Exercise requirements: Lift every line from the entries that includes the word "title".

Stored records:
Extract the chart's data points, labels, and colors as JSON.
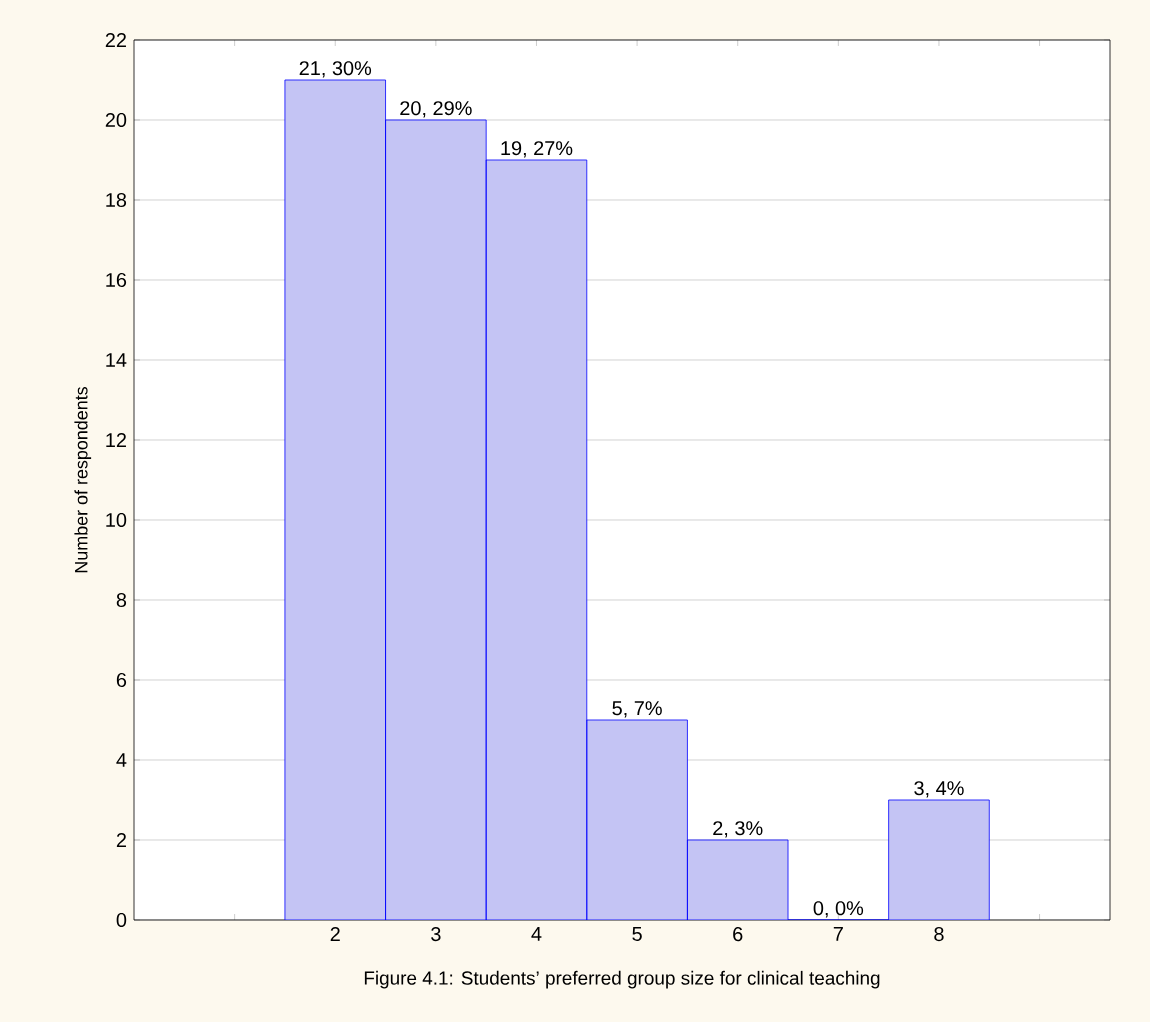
{
  "chart_data": {
    "type": "bar",
    "ylabel": "Number of respondents",
    "annotations": [
      "Figure 4.1:  Students’ preferred group size for clinical teaching"
    ],
    "x": [
      2,
      3,
      4,
      5,
      6,
      7,
      8
    ],
    "values": [
      21,
      20,
      19,
      5,
      2,
      0,
      3
    ],
    "value_labels": [
      "21, 30%",
      "20, 29%",
      "19, 27%",
      "5, 7%",
      "2, 3%",
      "0, 0%",
      "3, 4%"
    ],
    "color": "#c4c4f4",
    "xlim": [
      0,
      9.7
    ],
    "xticks": [
      {
        "value": 1,
        "label": null
      },
      2,
      3,
      4,
      5,
      6,
      7,
      8,
      {
        "value": 9,
        "label": null
      }
    ],
    "ylim": [
      0,
      22
    ],
    "yticks": [
      0,
      2,
      4,
      6,
      8,
      10,
      12,
      14,
      16,
      18,
      20,
      22
    ],
    "grid": "y"
  }
}
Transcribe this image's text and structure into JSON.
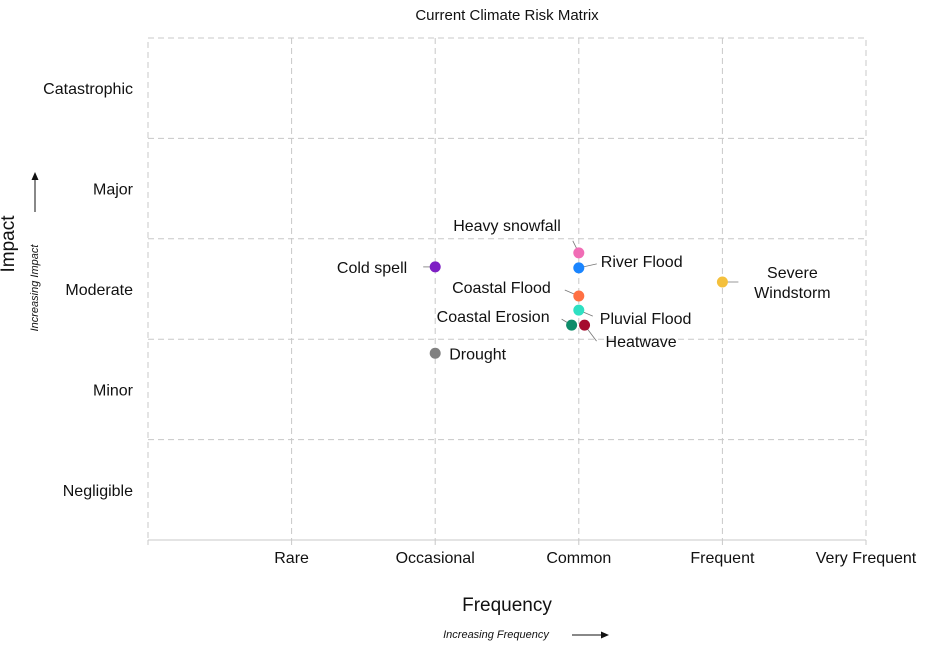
{
  "chart_data": {
    "type": "scatter",
    "title": "Current Climate Risk Matrix",
    "xlabel": "Frequency",
    "x_sublabel": "Increasing Frequency",
    "ylabel": "Impact",
    "y_sublabel": "Increasing Impact",
    "x_categories": [
      "Rare",
      "Occasional",
      "Common",
      "Frequent",
      "Very Frequent"
    ],
    "y_categories": [
      "Negligible",
      "Minor",
      "Moderate",
      "Major",
      "Catastrophic"
    ],
    "xlim": [
      0,
      5
    ],
    "ylim": [
      0,
      5
    ],
    "grid": true,
    "points": [
      {
        "label": "Heavy snowfall",
        "x": 3.0,
        "y": 2.86,
        "color": "#f06db5"
      },
      {
        "label": "River Flood",
        "x": 3.0,
        "y": 2.71,
        "color": "#1a85ff"
      },
      {
        "label": "Cold spell",
        "x": 2.0,
        "y": 2.72,
        "color": "#7e1fc4"
      },
      {
        "label": "Severe\nWindstorm",
        "x": 4.0,
        "y": 2.57,
        "color": "#f4c03c"
      },
      {
        "label": "Coastal Flood",
        "x": 3.0,
        "y": 2.43,
        "color": "#ff7043"
      },
      {
        "label": "Pluvial Flood",
        "x": 3.0,
        "y": 2.29,
        "color": "#2ee0c2"
      },
      {
        "label": "Coastal Erosion",
        "x": 2.95,
        "y": 2.14,
        "color": "#0e8c6a"
      },
      {
        "label": "Heatwave",
        "x": 3.04,
        "y": 2.14,
        "color": "#a50c2e"
      },
      {
        "label": "Drought",
        "x": 2.0,
        "y": 1.86,
        "color": "#808080"
      }
    ]
  }
}
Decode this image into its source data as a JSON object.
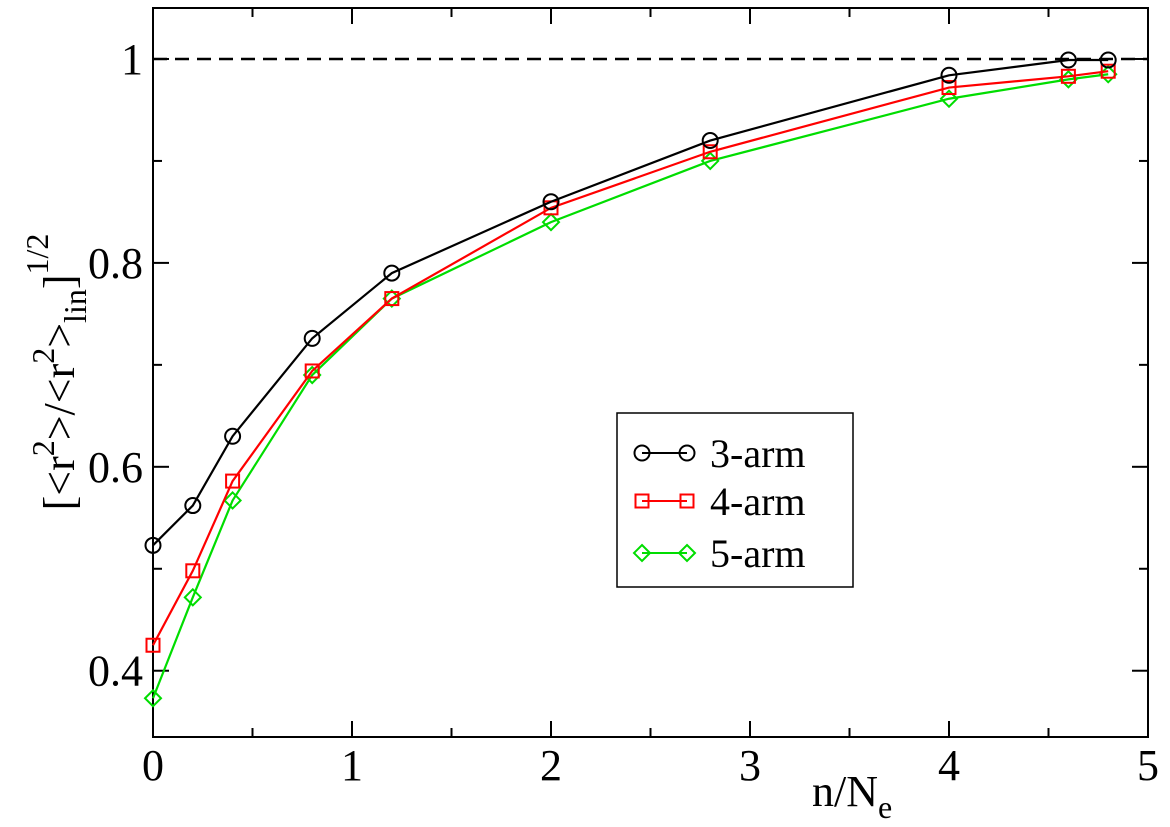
{
  "chart_data": {
    "type": "line",
    "title": "",
    "xlabel_main": "n/N",
    "xlabel_sub": "e",
    "ylabel": {
      "open": "[<r",
      "sup1": "2",
      "mid": ">/<r",
      "sup2": "2",
      "close": ">",
      "sub": "lin",
      "bracket": "]",
      "power": "1/2"
    },
    "xlim": [
      0,
      5
    ],
    "ylim": [
      0.335,
      1.05
    ],
    "x_ticks": [
      {
        "value": 0,
        "label": "0"
      },
      {
        "value": 1,
        "label": "1"
      },
      {
        "value": 2,
        "label": "2"
      },
      {
        "value": 3,
        "label": "3"
      },
      {
        "value": 4,
        "label": "4"
      },
      {
        "value": 5,
        "label": "5"
      }
    ],
    "y_ticks": [
      {
        "value": 0.4,
        "label": "0.4"
      },
      {
        "value": 0.6,
        "label": "0.6"
      },
      {
        "value": 0.8,
        "label": "0.8"
      },
      {
        "value": 1.0,
        "label": "1"
      }
    ],
    "reference_line": {
      "y": 1.0,
      "style": "dashed",
      "color": "#000000"
    },
    "legend_position": "center-right",
    "series": [
      {
        "name": "3-arm",
        "color": "#000000",
        "marker": "circle",
        "x": [
          0,
          0.2,
          0.4,
          0.8,
          1.2,
          2.0,
          2.8,
          4.0,
          4.6,
          4.8
        ],
        "y": [
          0.523,
          0.562,
          0.63,
          0.726,
          0.79,
          0.86,
          0.92,
          0.984,
          0.999,
          0.999
        ]
      },
      {
        "name": "4-arm",
        "color": "#ff0000",
        "marker": "square",
        "x": [
          0,
          0.2,
          0.4,
          0.8,
          1.2,
          2.0,
          2.8,
          4.0,
          4.6,
          4.8
        ],
        "y": [
          0.425,
          0.498,
          0.586,
          0.694,
          0.765,
          0.854,
          0.909,
          0.972,
          0.983,
          0.988
        ]
      },
      {
        "name": "5-arm",
        "color": "#00dd00",
        "marker": "diamond",
        "x": [
          0,
          0.2,
          0.4,
          0.8,
          1.2,
          2.0,
          2.8,
          4.0,
          4.6,
          4.8
        ],
        "y": [
          0.373,
          0.472,
          0.567,
          0.69,
          0.765,
          0.84,
          0.9,
          0.961,
          0.98,
          0.985
        ]
      }
    ]
  }
}
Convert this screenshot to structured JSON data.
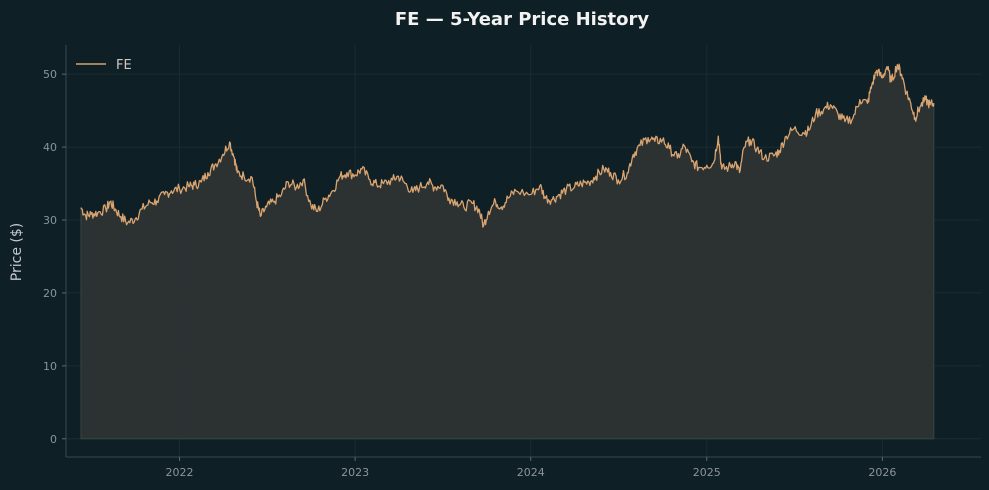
{
  "chart_data": {
    "type": "area",
    "title": "FE — 5-Year Price History",
    "xlabel": "",
    "ylabel": "Price ($)",
    "xlim": [
      "2021-05-10",
      "2026-07-25"
    ],
    "ylim": [
      -2.5,
      54
    ],
    "x_ticks": [
      "2022",
      "2023",
      "2024",
      "2025",
      "2026"
    ],
    "y_ticks": [
      0,
      10,
      20,
      30,
      40,
      50
    ],
    "grid": true,
    "legend": {
      "position": "top-left",
      "entries": [
        "FE"
      ]
    },
    "colors": {
      "line": "#d9a46f",
      "fill": "#2f3333",
      "background": "#0f1f26"
    },
    "series": [
      {
        "name": "FE",
        "points": [
          [
            "2021-06-10",
            31.7
          ],
          [
            "2021-06-20",
            30.6
          ],
          [
            "2021-07-01",
            30.8
          ],
          [
            "2021-07-15",
            31.0
          ],
          [
            "2021-08-01",
            31.5
          ],
          [
            "2021-08-10",
            32.5
          ],
          [
            "2021-08-20",
            31.5
          ],
          [
            "2021-09-01",
            30.5
          ],
          [
            "2021-09-15",
            29.6
          ],
          [
            "2021-10-01",
            30.2
          ],
          [
            "2021-10-15",
            31.5
          ],
          [
            "2021-11-01",
            32.4
          ],
          [
            "2021-11-15",
            32.6
          ],
          [
            "2021-12-01",
            33.5
          ],
          [
            "2021-12-15",
            34.0
          ],
          [
            "2022-01-01",
            34.3
          ],
          [
            "2022-01-20",
            34.6
          ],
          [
            "2022-02-01",
            34.8
          ],
          [
            "2022-02-15",
            35.2
          ],
          [
            "2022-03-01",
            36.5
          ],
          [
            "2022-03-15",
            37.5
          ],
          [
            "2022-04-01",
            39.0
          ],
          [
            "2022-04-15",
            40.7
          ],
          [
            "2022-04-25",
            38.5
          ],
          [
            "2022-05-01",
            36.5
          ],
          [
            "2022-05-15",
            36.0
          ],
          [
            "2022-06-01",
            35.8
          ],
          [
            "2022-06-10",
            32.5
          ],
          [
            "2022-06-18",
            30.5
          ],
          [
            "2022-07-01",
            31.8
          ],
          [
            "2022-07-15",
            32.5
          ],
          [
            "2022-08-01",
            33.5
          ],
          [
            "2022-08-15",
            35.2
          ],
          [
            "2022-09-01",
            34.5
          ],
          [
            "2022-09-15",
            35.5
          ],
          [
            "2022-10-01",
            32.0
          ],
          [
            "2022-10-15",
            31.2
          ],
          [
            "2022-11-01",
            33.0
          ],
          [
            "2022-11-15",
            34.0
          ],
          [
            "2022-12-01",
            36.0
          ],
          [
            "2022-12-15",
            36.5
          ],
          [
            "2023-01-01",
            36.2
          ],
          [
            "2023-01-15",
            37.0
          ],
          [
            "2023-02-01",
            35.5
          ],
          [
            "2023-02-15",
            34.8
          ],
          [
            "2023-03-01",
            35.0
          ],
          [
            "2023-03-20",
            35.5
          ],
          [
            "2023-04-01",
            36.0
          ],
          [
            "2023-04-15",
            35.0
          ],
          [
            "2023-05-01",
            33.8
          ],
          [
            "2023-05-15",
            34.5
          ],
          [
            "2023-06-01",
            35.2
          ],
          [
            "2023-06-15",
            34.5
          ],
          [
            "2023-07-01",
            34.8
          ],
          [
            "2023-07-15",
            33.0
          ],
          [
            "2023-08-01",
            32.5
          ],
          [
            "2023-08-15",
            31.8
          ],
          [
            "2023-09-01",
            32.3
          ],
          [
            "2023-09-15",
            31.5
          ],
          [
            "2023-09-25",
            29.2
          ],
          [
            "2023-10-05",
            31.2
          ],
          [
            "2023-10-20",
            32.5
          ],
          [
            "2023-11-01",
            31.8
          ],
          [
            "2023-11-15",
            33.0
          ],
          [
            "2023-12-01",
            34.0
          ],
          [
            "2024-01-01",
            33.5
          ],
          [
            "2024-01-20",
            34.7
          ],
          [
            "2024-02-01",
            33.0
          ],
          [
            "2024-02-15",
            32.8
          ],
          [
            "2024-03-01",
            33.5
          ],
          [
            "2024-03-15",
            34.2
          ],
          [
            "2024-04-01",
            34.5
          ],
          [
            "2024-04-15",
            35.0
          ],
          [
            "2024-05-01",
            35.2
          ],
          [
            "2024-05-15",
            36.0
          ],
          [
            "2024-06-01",
            37.0
          ],
          [
            "2024-06-15",
            36.5
          ],
          [
            "2024-07-01",
            35.5
          ],
          [
            "2024-07-20",
            36.5
          ],
          [
            "2024-08-01",
            39.0
          ],
          [
            "2024-08-15",
            40.2
          ],
          [
            "2024-09-01",
            41.3
          ],
          [
            "2024-09-15",
            40.8
          ],
          [
            "2024-10-01",
            41.0
          ],
          [
            "2024-10-15",
            39.8
          ],
          [
            "2024-11-01",
            38.5
          ],
          [
            "2024-11-15",
            40.2
          ],
          [
            "2024-12-01",
            38.0
          ],
          [
            "2024-12-15",
            37.2
          ],
          [
            "2025-01-01",
            37.5
          ],
          [
            "2025-01-15",
            37.8
          ],
          [
            "2025-01-25",
            41.5
          ],
          [
            "2025-02-01",
            37.0
          ],
          [
            "2025-02-15",
            37.2
          ],
          [
            "2025-03-01",
            38.0
          ],
          [
            "2025-03-10",
            36.5
          ],
          [
            "2025-03-20",
            40.0
          ],
          [
            "2025-04-01",
            41.0
          ],
          [
            "2025-04-15",
            39.8
          ],
          [
            "2025-05-01",
            38.5
          ],
          [
            "2025-05-20",
            38.8
          ],
          [
            "2025-06-01",
            39.5
          ],
          [
            "2025-06-15",
            41.5
          ],
          [
            "2025-07-01",
            42.5
          ],
          [
            "2025-07-20",
            42.0
          ],
          [
            "2025-08-01",
            42.3
          ],
          [
            "2025-08-15",
            44.5
          ],
          [
            "2025-09-01",
            45.2
          ],
          [
            "2025-09-15",
            45.8
          ],
          [
            "2025-10-01",
            44.5
          ],
          [
            "2025-10-15",
            43.5
          ],
          [
            "2025-11-01",
            44.0
          ],
          [
            "2025-11-15",
            46.5
          ],
          [
            "2025-12-01",
            46.0
          ],
          [
            "2025-12-10",
            48.5
          ],
          [
            "2025-12-20",
            50.5
          ],
          [
            "2026-01-01",
            49.5
          ],
          [
            "2026-01-10",
            51.0
          ],
          [
            "2026-01-20",
            49.0
          ],
          [
            "2026-02-01",
            51.3
          ],
          [
            "2026-02-10",
            50.0
          ],
          [
            "2026-02-20",
            47.5
          ],
          [
            "2026-03-01",
            46.0
          ],
          [
            "2026-03-10",
            44.0
          ],
          [
            "2026-03-20",
            45.5
          ],
          [
            "2026-04-01",
            46.5
          ],
          [
            "2026-04-10",
            45.8
          ],
          [
            "2026-04-18",
            46.0
          ]
        ]
      }
    ]
  }
}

Answer to the task:
    "title": "Current Climate Risk Matrix",
    "title": "",
    "title": "FE — 5-Year Price History",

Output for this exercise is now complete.